**EXERCISE PROMPT**
Omit every picture while repeating the entries exactly.

**Rows from a dataset**
--- start ---
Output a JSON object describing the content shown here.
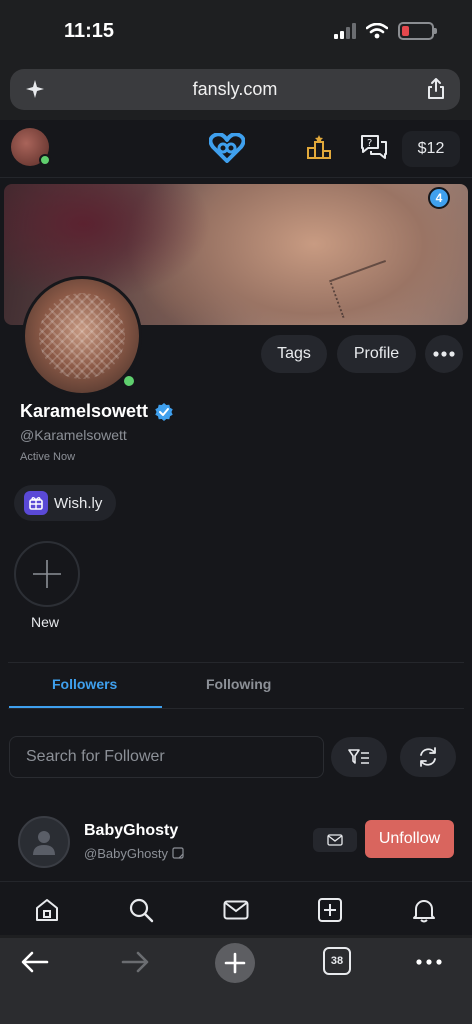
{
  "status_bar": {
    "time": "11:15"
  },
  "browser": {
    "url": "fansly.com",
    "tab_count": "38"
  },
  "nav": {
    "balance": "$12"
  },
  "profile": {
    "display_name": "Karamelsowett",
    "handle": "@Karamelsowett",
    "status": "Active Now",
    "buttons": {
      "tags": "Tags",
      "profile": "Profile"
    },
    "wishlist_label": "Wish.ly",
    "new_label": "New"
  },
  "tabs": {
    "followers": "Followers",
    "following": "Following"
  },
  "search": {
    "placeholder": "Search for Follower"
  },
  "followers": [
    {
      "name": "BabyGhosty",
      "handle": "@BabyGhosty",
      "action": "Unfollow"
    }
  ],
  "notifications_badge": "4",
  "colors": {
    "accent": "#3fa0ee",
    "unfollow": "#d9655e",
    "online": "#5fcf6e",
    "logo": "#3fa0ee",
    "trophy": "#e2a93b"
  }
}
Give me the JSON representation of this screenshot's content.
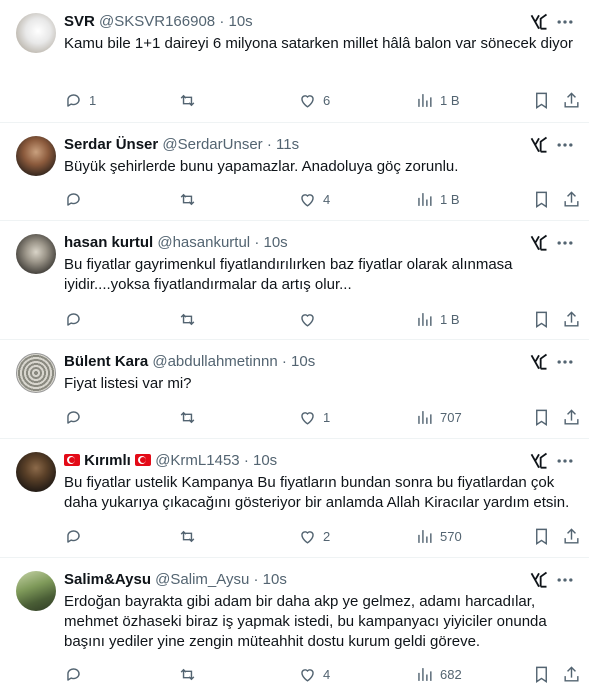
{
  "tweets": [
    {
      "name": "SVR",
      "handle": "@SKSVR166908",
      "time": "10s",
      "text": "Kamu bile 1+1 daireyi 6 milyona satarken millet hâlâ balon var sönecek diyor",
      "replies": "1",
      "retweets": "",
      "likes": "6",
      "views": "1 B",
      "avatar": "white-cat-avatar"
    },
    {
      "name": "Serdar Ünser",
      "handle": "@SerdarUnser",
      "time": "11s",
      "text": "Büyük şehirlerde bunu yapamazlar. Anadoluya göç zorunlu.",
      "replies": "",
      "retweets": "",
      "likes": "4",
      "views": "1 B",
      "avatar": "man-avatar"
    },
    {
      "name": "hasan kurtul",
      "handle": "@hasankurtul",
      "time": "10s",
      "text": "Bu fiyatlar gayrimenkul fiyatlandırılırken baz fiyatlar olarak alınmasa iyidir....yoksa fiyatlandırmalar da artış olur...",
      "replies": "",
      "retweets": "",
      "likes": "",
      "views": "1 B",
      "avatar": "portrait-avatar"
    },
    {
      "name": "Bülent Kara",
      "handle": "@abdullahmetinnn",
      "time": "10s",
      "text": "Fiyat listesi var mi?",
      "replies": "",
      "retweets": "",
      "likes": "1",
      "views": "707",
      "avatar": "ornament-avatar"
    },
    {
      "name": "Kırımlı",
      "handle": "@KrmL1453",
      "time": "10s",
      "text": "Bu fiyatlar ustelik Kampanya Bu fiyatların bundan sonra bu fiyatlardan çok daha yukarıya çıkacağını gösteriyor bir anlamda Allah Kiracılar yardım etsin.",
      "replies": "",
      "retweets": "",
      "likes": "2",
      "views": "570",
      "avatar": "dark-portrait-avatar",
      "flags": true
    },
    {
      "name": "Salim&Aysu",
      "handle": "@Salim_Aysu",
      "time": "10s",
      "text": "Erdoğan bayrakta gibi adam bir daha akp ye gelmez, adamı harcadılar, mehmet özhaseki biraz iş yapmak istedi, bu kampanyacı yiyiciler onunda başını yediler yine zengin müteahhit dostu kurum geldi göreve.",
      "replies": "",
      "retweets": "",
      "likes": "4",
      "views": "682",
      "avatar": "landscape-avatar"
    }
  ],
  "dot": "·",
  "colors": {
    "secondary": "#536471",
    "text": "#0f1419",
    "border": "#eff3f4"
  }
}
--- end ---
**ANSWER TO THE TASK**
Output a JSON object describing the content shown here.
{
  "status_bar": {
    "time": "11:15"
  },
  "browser": {
    "url": "fansly.com",
    "tab_count": "38"
  },
  "nav": {
    "balance": "$12"
  },
  "profile": {
    "display_name": "Karamelsowett",
    "handle": "@Karamelsowett",
    "status": "Active Now",
    "buttons": {
      "tags": "Tags",
      "profile": "Profile"
    },
    "wishlist_label": "Wish.ly",
    "new_label": "New"
  },
  "tabs": {
    "followers": "Followers",
    "following": "Following"
  },
  "search": {
    "placeholder": "Search for Follower"
  },
  "followers": [
    {
      "name": "BabyGhosty",
      "handle": "@BabyGhosty",
      "action": "Unfollow"
    }
  ],
  "notifications_badge": "4",
  "colors": {
    "accent": "#3fa0ee",
    "unfollow": "#d9655e",
    "online": "#5fcf6e",
    "logo": "#3fa0ee",
    "trophy": "#e2a93b"
  }
}
Give me the JSON representation of this screenshot's content.
{
  "tweets": [
    {
      "name": "SVR",
      "handle": "@SKSVR166908",
      "time": "10s",
      "text": "Kamu bile 1+1 daireyi 6 milyona satarken millet hâlâ balon var sönecek diyor",
      "replies": "1",
      "retweets": "",
      "likes": "6",
      "views": "1 B",
      "avatar": "white-cat-avatar"
    },
    {
      "name": "Serdar Ünser",
      "handle": "@SerdarUnser",
      "time": "11s",
      "text": "Büyük şehirlerde bunu yapamazlar. Anadoluya göç zorunlu.",
      "replies": "",
      "retweets": "",
      "likes": "4",
      "views": "1 B",
      "avatar": "man-avatar"
    },
    {
      "name": "hasan kurtul",
      "handle": "@hasankurtul",
      "time": "10s",
      "text": "Bu fiyatlar gayrimenkul fiyatlandırılırken baz fiyatlar olarak alınmasa iyidir....yoksa fiyatlandırmalar da artış olur...",
      "replies": "",
      "retweets": "",
      "likes": "",
      "views": "1 B",
      "avatar": "portrait-avatar"
    },
    {
      "name": "Bülent Kara",
      "handle": "@abdullahmetinnn",
      "time": "10s",
      "text": "Fiyat listesi var mi?",
      "replies": "",
      "retweets": "",
      "likes": "1",
      "views": "707",
      "avatar": "ornament-avatar"
    },
    {
      "name": "Kırımlı",
      "handle": "@KrmL1453",
      "time": "10s",
      "text": "Bu fiyatlar ustelik Kampanya Bu fiyatların bundan sonra bu fiyatlardan çok daha yukarıya çıkacağını gösteriyor bir anlamda Allah Kiracılar yardım etsin.",
      "replies": "",
      "retweets": "",
      "likes": "2",
      "views": "570",
      "avatar": "dark-portrait-avatar",
      "flags": true
    },
    {
      "name": "Salim&Aysu",
      "handle": "@Salim_Aysu",
      "time": "10s",
      "text": "Erdoğan bayrakta gibi adam bir daha akp ye gelmez, adamı harcadılar, mehmet özhaseki biraz iş yapmak istedi, bu kampanyacı yiyiciler onunda başını yediler yine zengin müteahhit dostu kurum geldi göreve.",
      "replies": "",
      "retweets": "",
      "likes": "4",
      "views": "682",
      "avatar": "landscape-avatar"
    }
  ],
  "dot": "·",
  "colors": {
    "secondary": "#536471",
    "text": "#0f1419",
    "border": "#eff3f4"
  }
}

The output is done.